→ **INPUT FOR THIS TASK**:

━━━━━━━━━━━━━━━━━━━━━━━━━━━━━━

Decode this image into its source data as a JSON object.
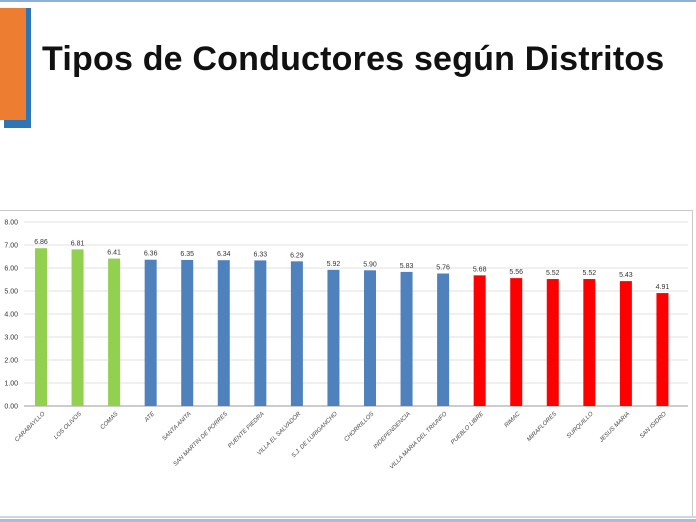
{
  "slide": {
    "title": "Tipos de Conductores según Distritos"
  },
  "colors": {
    "accent_orange": "#ed7d31",
    "accent_blue": "#2e75b6",
    "green": "#92d050",
    "blue": "#4f81bd",
    "red": "#ff0000"
  },
  "chart_data": {
    "type": "bar",
    "categories": [
      "CARABAYLLO",
      "LOS OLIVOS",
      "COMAS",
      "ATE",
      "SANTA ANITA",
      "SAN MARTIN DE PORRES",
      "PUENTE PIEDRA",
      "VILLA EL SALVADOR",
      "S.J. DE LURIGANCHO",
      "CHORRILLOS",
      "INDEPENDENCIA",
      "VILLA MARIA DEL TRIUNFO",
      "PUEBLO LIBRE",
      "RIMAC",
      "MIRAFLORES",
      "SURQUILLO",
      "JESUS MARIA",
      "SAN ISIDRO"
    ],
    "values": [
      6.86,
      6.81,
      6.41,
      6.36,
      6.35,
      6.34,
      6.33,
      6.29,
      5.92,
      5.9,
      5.83,
      5.76,
      5.68,
      5.56,
      5.52,
      5.52,
      5.43,
      4.91
    ],
    "value_labels": [
      "6.86",
      "6.81",
      "6.41",
      "6.36",
      "6.35",
      "6.34",
      "6.33",
      "6.29",
      "5.92",
      "5.90",
      "5.83",
      "5.76",
      "5.68",
      "5.56",
      "5.52",
      "5.52",
      "5.43",
      "4.91"
    ],
    "bar_colors": [
      "#92d050",
      "#92d050",
      "#92d050",
      "#4f81bd",
      "#4f81bd",
      "#4f81bd",
      "#4f81bd",
      "#4f81bd",
      "#4f81bd",
      "#4f81bd",
      "#4f81bd",
      "#4f81bd",
      "#ff0000",
      "#ff0000",
      "#ff0000",
      "#ff0000",
      "#ff0000",
      "#ff0000"
    ],
    "y_ticks": [
      "0.00",
      "1.00",
      "2.00",
      "3.00",
      "4.00",
      "5.00",
      "6.00",
      "7.00",
      "8.00"
    ],
    "ylim": [
      0,
      8
    ],
    "grid": true,
    "legend": "none"
  }
}
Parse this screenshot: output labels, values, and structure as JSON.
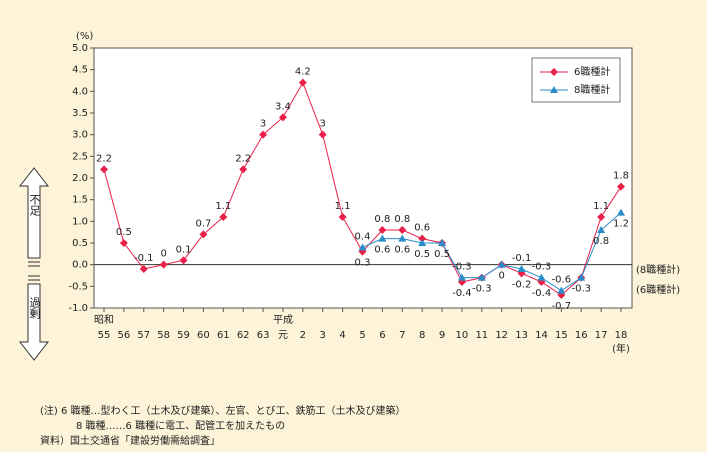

━━━━━━━━━━━━━━━━━━━━━━━━━━━━━━

→ **WHAT THE EXERCISE ASKS**:
Collect each line containing the string "MARIA".

→ **EXERCISE RESPONSE**:
      "VILLA MARIA DEL TRIUNFO",
      "JESUS MARIA",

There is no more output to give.